— START Task inputs —

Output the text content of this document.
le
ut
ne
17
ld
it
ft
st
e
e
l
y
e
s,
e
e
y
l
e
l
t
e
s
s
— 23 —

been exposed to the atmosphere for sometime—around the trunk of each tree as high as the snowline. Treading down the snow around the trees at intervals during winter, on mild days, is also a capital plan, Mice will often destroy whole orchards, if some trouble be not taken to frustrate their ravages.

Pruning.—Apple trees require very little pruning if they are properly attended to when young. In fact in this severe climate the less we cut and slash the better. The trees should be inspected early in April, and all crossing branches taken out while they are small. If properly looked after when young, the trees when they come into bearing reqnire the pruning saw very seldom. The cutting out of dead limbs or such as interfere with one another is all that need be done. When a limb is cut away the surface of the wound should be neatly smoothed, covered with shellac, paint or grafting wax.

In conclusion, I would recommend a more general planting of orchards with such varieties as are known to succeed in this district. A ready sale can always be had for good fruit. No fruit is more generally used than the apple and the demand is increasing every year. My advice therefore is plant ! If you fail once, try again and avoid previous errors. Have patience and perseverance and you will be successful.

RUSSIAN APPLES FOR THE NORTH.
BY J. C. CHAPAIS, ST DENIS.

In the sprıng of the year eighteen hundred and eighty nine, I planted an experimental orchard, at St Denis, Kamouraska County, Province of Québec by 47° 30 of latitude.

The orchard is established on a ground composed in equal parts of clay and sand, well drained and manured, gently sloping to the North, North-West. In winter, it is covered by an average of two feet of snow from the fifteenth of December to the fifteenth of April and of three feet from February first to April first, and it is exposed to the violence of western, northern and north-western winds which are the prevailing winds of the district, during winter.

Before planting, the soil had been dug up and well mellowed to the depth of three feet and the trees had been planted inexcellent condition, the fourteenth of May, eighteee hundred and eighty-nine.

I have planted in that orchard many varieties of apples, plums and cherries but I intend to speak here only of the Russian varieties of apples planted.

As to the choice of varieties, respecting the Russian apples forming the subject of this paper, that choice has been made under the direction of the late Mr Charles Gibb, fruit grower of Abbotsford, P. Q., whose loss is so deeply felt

— END Task inputs —

The problem: Copy the records above exactly as they appear.

Completed task:
Output the text content of this document.
le
ut
ne
17
ld
it
ft
st
e
e
l
y
e
s,
e
e
y
l
e
l
t
e
s
s
— 23 —

been exposed to the atmosphere for sometime—around the trunk of each tree as high as the snowline. Treading down the snow around the trees at intervals during winter, on mild days, is also a capital plan, Mice will often destroy whole orchards, if some trouble be not taken to frustrate their ravages.

Pruning.—Apple trees require very little pruning if they are properly attended to when young. In fact in this severe climate the less we cut and slash the better. The trees should be inspected early in April, and all crossing branches taken out while they are small. If properly looked after when young, the trees when they come into bearing reqnire the pruning saw very seldom. The cutting out of dead limbs or such as interfere with one another is all that need be done. When a limb is cut away the surface of the wound should be neatly smoothed, covered with shellac, paint or grafting wax.

In conclusion, I would recommend a more general planting of orchards with such varieties as are known to succeed in this district. A ready sale can always be had for good fruit. No fruit is more generally used than the apple and the demand is increasing every year. My advice therefore is plant ! If you fail once, try again and avoid previous errors. Have patience and perseverance and you will be successful.

RUSSIAN APPLES FOR THE NORTH.
BY J. C. CHAPAIS, ST DENIS.

In the sprıng of the year eighteen hundred and eighty nine, I planted an experimental orchard, at St Denis, Kamouraska County, Province of Québec by 47° 30 of latitude.

The orchard is established on a ground composed in equal parts of clay and sand, well drained and manured, gently sloping to the North, North-West. In winter, it is covered by an average of two feet of snow from the fifteenth of December to the fifteenth of April and of three feet from February first to April first, and it is exposed to the violence of western, northern and north-western winds which are the prevailing winds of the district, during winter.

Before planting, the soil had been dug up and well mellowed to the depth of three feet and the trees had been planted inexcellent condition, the fourteenth of May, eighteee hundred and eighty-nine.

I have planted in that orchard many varieties of apples, plums and cherries but I intend to speak here only of the Russian varieties of apples planted.

As to the choice of varieties, respecting the Russian apples forming the subject of this paper, that choice has been made under the direction of the late Mr Charles Gibb, fruit grower of Abbotsford, P. Q., whose loss is so deeply felt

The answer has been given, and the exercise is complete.